▶ _Exercise_
Reproduce every entry from the beginning down to and including the line containing "task-line xyxy=(206,290,1292,337)", switching "responsible-line" to "person-line" and leaving everything else unchanged.

▶ _Available records_
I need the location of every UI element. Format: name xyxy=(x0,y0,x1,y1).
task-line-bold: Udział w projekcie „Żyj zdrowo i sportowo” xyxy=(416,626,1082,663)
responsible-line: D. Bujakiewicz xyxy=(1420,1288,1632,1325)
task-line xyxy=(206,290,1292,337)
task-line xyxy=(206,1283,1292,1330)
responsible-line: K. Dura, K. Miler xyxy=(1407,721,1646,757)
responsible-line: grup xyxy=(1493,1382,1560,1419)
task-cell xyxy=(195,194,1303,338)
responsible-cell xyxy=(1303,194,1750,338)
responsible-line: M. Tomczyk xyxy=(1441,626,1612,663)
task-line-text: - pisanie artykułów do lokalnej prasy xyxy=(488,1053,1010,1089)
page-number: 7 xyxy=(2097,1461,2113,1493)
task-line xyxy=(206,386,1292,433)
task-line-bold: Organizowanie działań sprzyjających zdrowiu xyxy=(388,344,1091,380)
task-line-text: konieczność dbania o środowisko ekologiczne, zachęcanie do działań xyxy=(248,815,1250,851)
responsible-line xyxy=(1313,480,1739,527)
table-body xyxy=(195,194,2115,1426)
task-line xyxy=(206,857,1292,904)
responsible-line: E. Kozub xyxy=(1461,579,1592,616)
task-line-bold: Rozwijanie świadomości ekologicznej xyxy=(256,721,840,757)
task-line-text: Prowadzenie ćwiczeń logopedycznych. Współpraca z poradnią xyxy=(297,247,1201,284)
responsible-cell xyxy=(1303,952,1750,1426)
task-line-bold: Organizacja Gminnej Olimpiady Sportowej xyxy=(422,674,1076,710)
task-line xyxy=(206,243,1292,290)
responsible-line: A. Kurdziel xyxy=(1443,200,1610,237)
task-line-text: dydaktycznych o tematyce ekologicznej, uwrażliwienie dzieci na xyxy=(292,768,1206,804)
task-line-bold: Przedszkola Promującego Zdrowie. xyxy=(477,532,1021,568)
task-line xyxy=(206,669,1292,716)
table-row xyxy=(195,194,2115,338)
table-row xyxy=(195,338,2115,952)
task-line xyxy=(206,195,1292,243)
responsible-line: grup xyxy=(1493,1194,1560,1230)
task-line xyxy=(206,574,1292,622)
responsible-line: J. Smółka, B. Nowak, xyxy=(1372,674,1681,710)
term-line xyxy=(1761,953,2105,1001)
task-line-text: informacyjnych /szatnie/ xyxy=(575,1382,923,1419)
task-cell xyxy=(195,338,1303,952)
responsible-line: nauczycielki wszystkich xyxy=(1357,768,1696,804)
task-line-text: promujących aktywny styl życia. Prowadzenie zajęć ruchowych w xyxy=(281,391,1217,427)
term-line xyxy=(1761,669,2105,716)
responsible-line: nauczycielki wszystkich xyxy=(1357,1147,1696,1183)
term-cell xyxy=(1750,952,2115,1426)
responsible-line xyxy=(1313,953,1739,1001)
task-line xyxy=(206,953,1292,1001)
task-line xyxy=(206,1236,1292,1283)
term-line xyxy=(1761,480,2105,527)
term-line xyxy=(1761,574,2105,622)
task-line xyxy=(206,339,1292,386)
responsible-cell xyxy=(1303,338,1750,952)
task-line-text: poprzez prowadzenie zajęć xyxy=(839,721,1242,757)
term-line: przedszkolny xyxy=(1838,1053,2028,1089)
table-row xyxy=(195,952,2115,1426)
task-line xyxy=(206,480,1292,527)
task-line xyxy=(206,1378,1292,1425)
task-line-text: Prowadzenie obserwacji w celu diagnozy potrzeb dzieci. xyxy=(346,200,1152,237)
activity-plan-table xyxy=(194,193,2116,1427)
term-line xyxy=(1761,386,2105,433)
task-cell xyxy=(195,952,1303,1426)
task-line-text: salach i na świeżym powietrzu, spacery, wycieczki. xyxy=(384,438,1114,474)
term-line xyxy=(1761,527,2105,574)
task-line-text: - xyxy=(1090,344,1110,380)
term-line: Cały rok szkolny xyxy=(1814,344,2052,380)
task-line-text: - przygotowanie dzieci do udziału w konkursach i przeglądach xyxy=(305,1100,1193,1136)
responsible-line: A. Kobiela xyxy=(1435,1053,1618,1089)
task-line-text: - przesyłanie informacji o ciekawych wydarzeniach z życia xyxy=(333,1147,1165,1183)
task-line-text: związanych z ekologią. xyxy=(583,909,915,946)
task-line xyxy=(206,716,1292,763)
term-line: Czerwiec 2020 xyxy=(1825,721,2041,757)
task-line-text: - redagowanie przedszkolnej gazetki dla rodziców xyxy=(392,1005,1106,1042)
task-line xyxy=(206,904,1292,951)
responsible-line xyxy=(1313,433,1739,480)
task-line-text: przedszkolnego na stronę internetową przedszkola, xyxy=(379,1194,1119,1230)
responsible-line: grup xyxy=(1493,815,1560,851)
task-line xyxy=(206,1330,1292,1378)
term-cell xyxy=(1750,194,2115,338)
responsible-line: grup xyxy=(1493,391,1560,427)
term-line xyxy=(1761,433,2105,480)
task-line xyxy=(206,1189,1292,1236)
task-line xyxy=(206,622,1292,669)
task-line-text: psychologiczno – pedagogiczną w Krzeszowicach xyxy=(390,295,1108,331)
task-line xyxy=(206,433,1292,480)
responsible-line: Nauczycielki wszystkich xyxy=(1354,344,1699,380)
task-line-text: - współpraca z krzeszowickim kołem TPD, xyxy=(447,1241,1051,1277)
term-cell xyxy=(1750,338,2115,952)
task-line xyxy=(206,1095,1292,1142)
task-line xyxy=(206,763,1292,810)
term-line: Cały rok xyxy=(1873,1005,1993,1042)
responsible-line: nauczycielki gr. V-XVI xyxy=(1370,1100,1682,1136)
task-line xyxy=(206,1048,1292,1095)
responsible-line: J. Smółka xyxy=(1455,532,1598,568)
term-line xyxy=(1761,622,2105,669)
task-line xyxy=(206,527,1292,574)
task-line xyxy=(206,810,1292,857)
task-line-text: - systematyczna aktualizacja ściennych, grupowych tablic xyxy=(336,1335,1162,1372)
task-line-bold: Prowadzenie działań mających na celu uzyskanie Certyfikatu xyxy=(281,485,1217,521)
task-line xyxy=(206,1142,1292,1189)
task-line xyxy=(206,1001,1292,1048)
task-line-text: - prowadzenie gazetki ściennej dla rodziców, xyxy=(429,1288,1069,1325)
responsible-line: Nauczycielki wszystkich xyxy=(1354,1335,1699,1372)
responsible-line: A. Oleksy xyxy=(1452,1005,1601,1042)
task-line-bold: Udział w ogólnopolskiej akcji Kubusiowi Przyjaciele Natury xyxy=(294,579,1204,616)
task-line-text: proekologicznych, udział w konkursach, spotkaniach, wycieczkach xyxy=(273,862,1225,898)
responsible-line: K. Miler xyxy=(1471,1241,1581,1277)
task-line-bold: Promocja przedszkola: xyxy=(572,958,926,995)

▶ _Task solution_
I need the location of every UI element. Format: name xyxy=(x0,y0,x1,y1).
task-line-bold: Udział w projekcie „Żyj zdrowo i sportowo” xyxy=(416,626,1082,663)
person-line: D. Bujakiewicz xyxy=(1420,1288,1632,1325)
task-line xyxy=(206,290,1292,337)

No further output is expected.